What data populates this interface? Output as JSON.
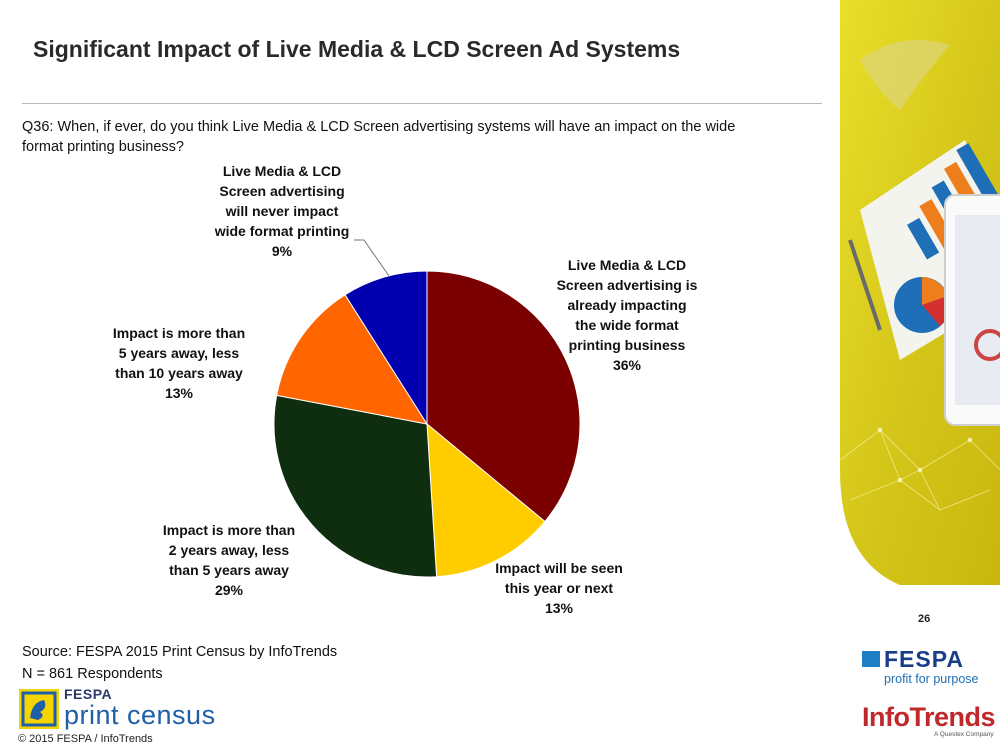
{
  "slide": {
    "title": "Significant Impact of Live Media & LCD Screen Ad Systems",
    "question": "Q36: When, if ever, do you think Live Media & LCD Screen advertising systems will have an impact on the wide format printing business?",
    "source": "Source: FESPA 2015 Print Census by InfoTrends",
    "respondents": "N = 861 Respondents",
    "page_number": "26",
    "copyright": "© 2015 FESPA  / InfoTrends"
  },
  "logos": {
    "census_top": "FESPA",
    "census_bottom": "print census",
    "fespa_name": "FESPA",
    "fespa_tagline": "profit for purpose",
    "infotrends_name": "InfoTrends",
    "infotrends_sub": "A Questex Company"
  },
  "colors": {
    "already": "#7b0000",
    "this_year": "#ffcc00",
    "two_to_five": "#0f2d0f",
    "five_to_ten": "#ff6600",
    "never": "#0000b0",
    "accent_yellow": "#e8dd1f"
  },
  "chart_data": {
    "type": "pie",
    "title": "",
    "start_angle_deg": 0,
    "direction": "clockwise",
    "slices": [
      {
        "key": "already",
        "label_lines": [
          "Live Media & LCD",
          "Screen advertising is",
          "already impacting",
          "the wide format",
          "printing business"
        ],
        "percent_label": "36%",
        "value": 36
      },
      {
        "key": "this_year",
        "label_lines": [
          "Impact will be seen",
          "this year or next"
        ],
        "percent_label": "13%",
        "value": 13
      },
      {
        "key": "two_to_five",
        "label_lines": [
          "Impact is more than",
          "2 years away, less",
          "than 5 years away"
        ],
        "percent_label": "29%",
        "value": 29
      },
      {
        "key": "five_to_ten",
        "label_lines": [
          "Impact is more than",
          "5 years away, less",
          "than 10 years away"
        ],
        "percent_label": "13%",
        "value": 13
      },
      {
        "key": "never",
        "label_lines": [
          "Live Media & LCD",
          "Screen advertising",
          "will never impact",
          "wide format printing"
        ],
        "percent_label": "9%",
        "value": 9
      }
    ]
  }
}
---
DESCRIPTION OF THE TASK
Pick out lines containing the word "advertising", each one as written.

FULL ANSWER
    "question": "Q36: When, if ever, do you think Live Media & LCD Screen advertising systems will have an impact on the wide format printing business?",
          "Screen advertising is",
          "Screen advertising",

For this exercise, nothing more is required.